* _STATED TASK_: Search the data for the word "JSON". Reproduce every line where it is found.

A block of data:

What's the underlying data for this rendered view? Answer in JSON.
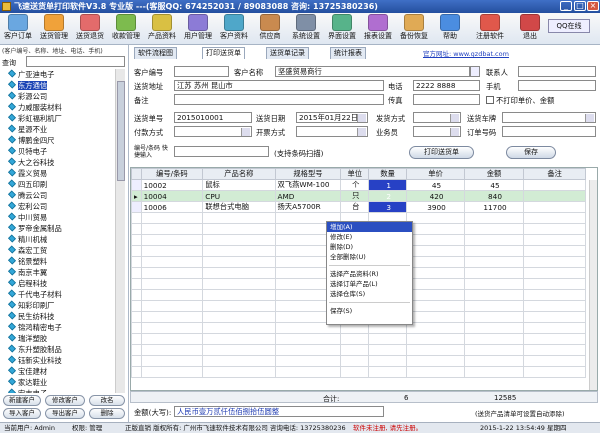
{
  "window": {
    "title": "飞速送货单打印软件V3.8 专业版 ---(客服QQ: 674252031 / 89083088 咨询: 13725380236)"
  },
  "toolbar": {
    "items": [
      {
        "label": "客户订单",
        "color": "#6aa7e0"
      },
      {
        "label": "送货管理",
        "color": "#f0a23a"
      },
      {
        "label": "送货退货",
        "color": "#e36b6b"
      },
      {
        "label": "收款管理",
        "color": "#7dbb4e"
      },
      {
        "label": "产品资料",
        "color": "#d9c043"
      },
      {
        "label": "用户管理",
        "color": "#8c7bd6"
      },
      {
        "label": "客户资料",
        "color": "#4fa7c9"
      },
      {
        "label": "供应商",
        "color": "#c98a4f"
      },
      {
        "label": "系统设置",
        "color": "#7f8fa6"
      },
      {
        "label": "界面设置",
        "color": "#57b38a"
      },
      {
        "label": "报表设置",
        "color": "#b06ed0"
      },
      {
        "label": "备份恢复",
        "color": "#e0aa55"
      },
      {
        "label": "帮助",
        "color": "#4b8de0"
      },
      {
        "label": "注册软件",
        "color": "#e0584b"
      },
      {
        "label": "退出",
        "color": "#d14848"
      }
    ],
    "qq_label": "QQ在线"
  },
  "left": {
    "hint": "(客户编号、名称、地址、电话、手机)",
    "search_label": "查询",
    "customers": [
      "广亚迪电子",
      "东方通信",
      "彩源公司",
      "力威服装材料",
      "彩虹福利机厂",
      "星源不业",
      "博鹏金四尺",
      "贝特电子",
      "大之谷科技",
      "霞义贸易",
      "四五印刷",
      "腾云公司",
      "宏利公司",
      "中川贸易",
      "罗帝金属制品",
      "精川机械",
      "森宏工贸",
      "铭景塑料",
      "南京丰翼",
      "启程科技",
      "千代电子材料",
      "知彩印刷厂",
      "民生纺科技",
      "锦鸿精密电子",
      "瑞洋塑胶",
      "东升塑胶制品",
      "钰新实业科技",
      "宝佳建材",
      "家达鞋业",
      "宏志电子"
    ],
    "selected_index": 1,
    "buttons": {
      "new": "新建客户",
      "edit": "修改客户",
      "modify": "改名",
      "import": "导入客户",
      "export": "导出客户",
      "delete": "删除"
    }
  },
  "tabs": [
    "软件流程图",
    "打印送货单",
    "送货单记录",
    "统计报表"
  ],
  "website": "官方网址: www.gzdbat.com",
  "form": {
    "customer_no_label": "客户编号",
    "customer_no": "",
    "customer_name_label": "客户名称",
    "customer_name": "坚盛贸易商行",
    "contact_label": "联系人",
    "contact": "",
    "address_label": "送货地址",
    "address": "江苏 苏州 昆山市",
    "phone_label": "电话",
    "phone": "2222 8888",
    "mobile_label": "手机",
    "mobile": "",
    "note_label": "备注",
    "note": "",
    "fax_label": "传真",
    "fax": "",
    "no_price_label": "不打印单价、金额",
    "order_no_label": "送货单号",
    "order_no": "2015010001",
    "date_label": "送货日期",
    "date": "2015年01月22日",
    "ship_method_label": "发货方式",
    "ship_method": "",
    "vehicle_label": "送货车牌",
    "vehicle": "",
    "pay_label": "付款方式",
    "pay": "",
    "invoice_label": "开票方式",
    "invoice": "",
    "salesman_label": "业务员",
    "salesman": "",
    "order_num_label": "订单号码",
    "order_num": "",
    "code_input_label": "编号/条码 快捷输入",
    "scan_hint": "(支持条码扫描)",
    "print_button": "打印送货单",
    "save_button": "保存"
  },
  "grid": {
    "columns": [
      "编号/条码",
      "产品名称",
      "规格型号",
      "单位",
      "数量",
      "单价",
      "金额",
      "备注"
    ],
    "rows": [
      {
        "code": "10002",
        "name": "鼠标",
        "spec": "双飞燕WM-100",
        "unit": "个",
        "qty": "1",
        "price": "45",
        "amount": "45",
        "note": ""
      },
      {
        "code": "10004",
        "name": "CPU",
        "spec": "AMD",
        "unit": "只",
        "qty": "2",
        "price": "420",
        "amount": "840",
        "note": ""
      },
      {
        "code": "10006",
        "name": "联想台式电脑",
        "spec": "扬天A5700R",
        "unit": "台",
        "qty": "3",
        "price": "3900",
        "amount": "11700",
        "note": ""
      }
    ],
    "total_label": "合计:",
    "total_qty": "6",
    "total_amount": "12585"
  },
  "amount_words_label": "金额(大写):",
  "amount_words": "人民币壹万贰仟伍佰捌拾伍圆整",
  "amount_hint": "(送货产品清单可设置自动添除)",
  "context_menu": [
    "增加(A)",
    "修改(E)",
    "删除(D)",
    "全部删除(U)",
    "选择产品资料(R)",
    "选择订单产品(L)",
    "选择仓库(S)",
    "保存(S)"
  ],
  "status": {
    "user": "当前用户: Admin",
    "perm": "权限: 管理",
    "company": "正版直销 版权所有: 广州市飞速软件技术有限公司 咨询电话: 13725380236",
    "unreg": "软件未注册, 请先注册。",
    "datetime": "2015-1-22 13:54:49 星期四"
  }
}
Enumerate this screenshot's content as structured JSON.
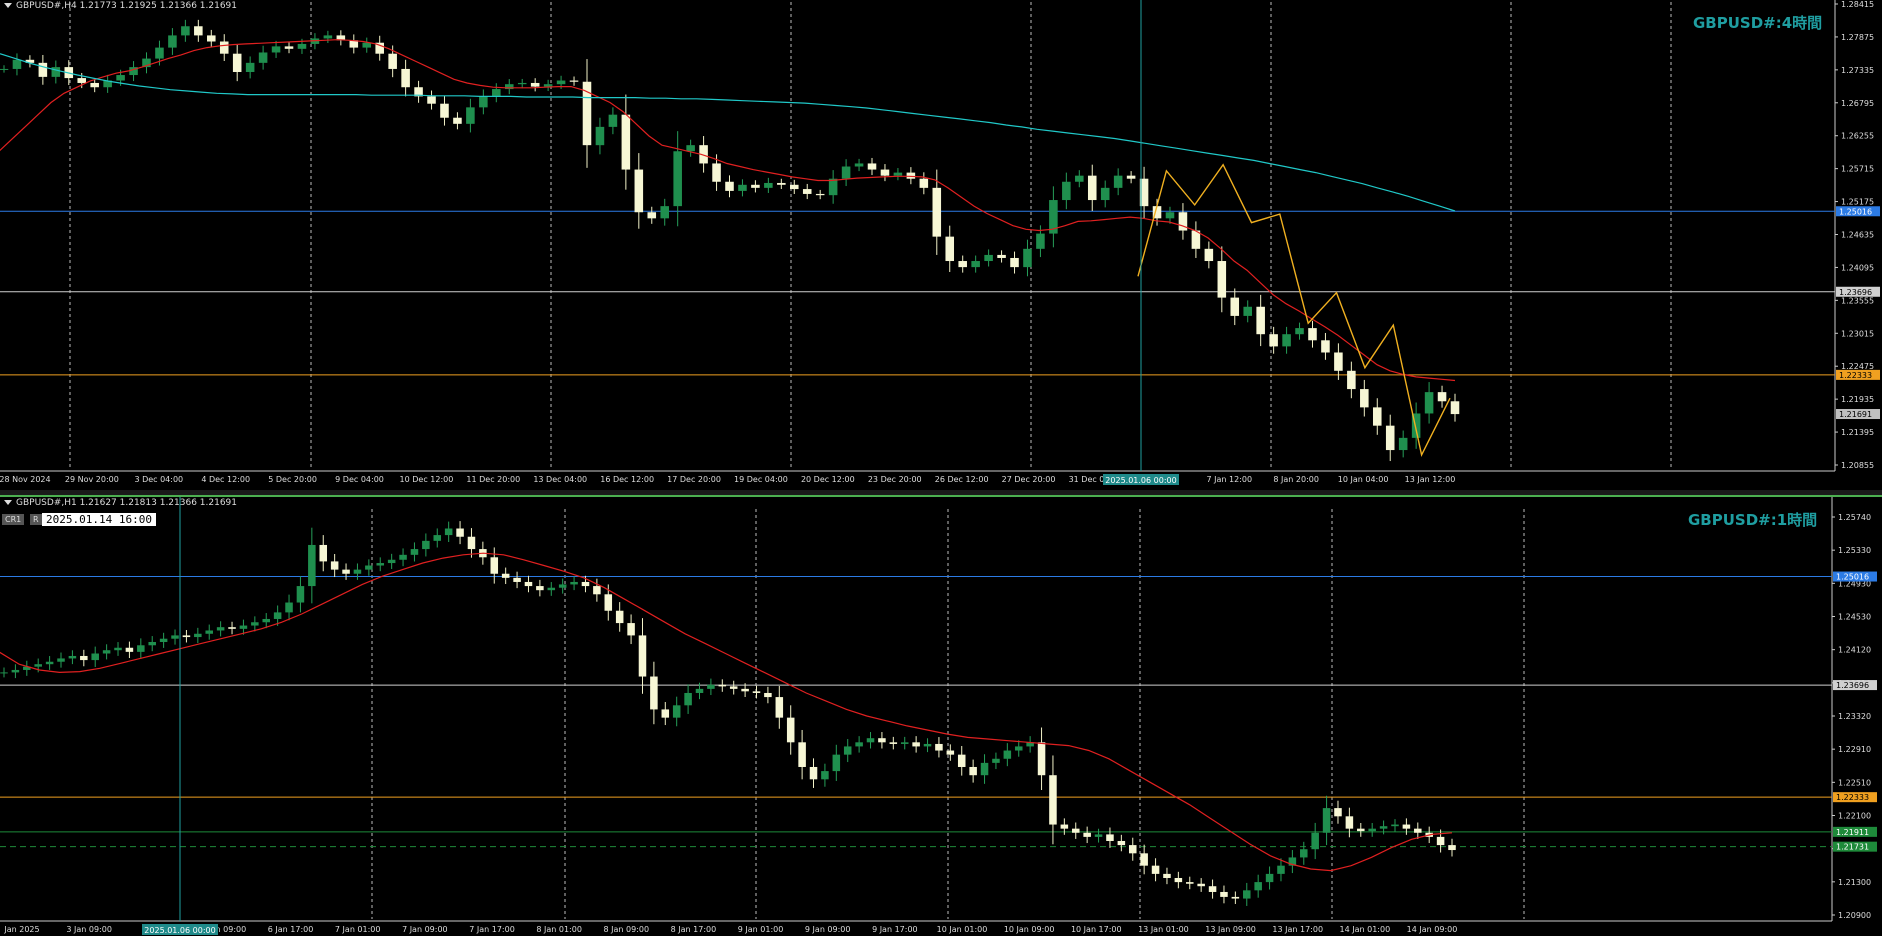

* _REPLY_:
What's the underlying data for this rendered view? Answer in JSON.
Enumerate this screenshot's content as structured JSON.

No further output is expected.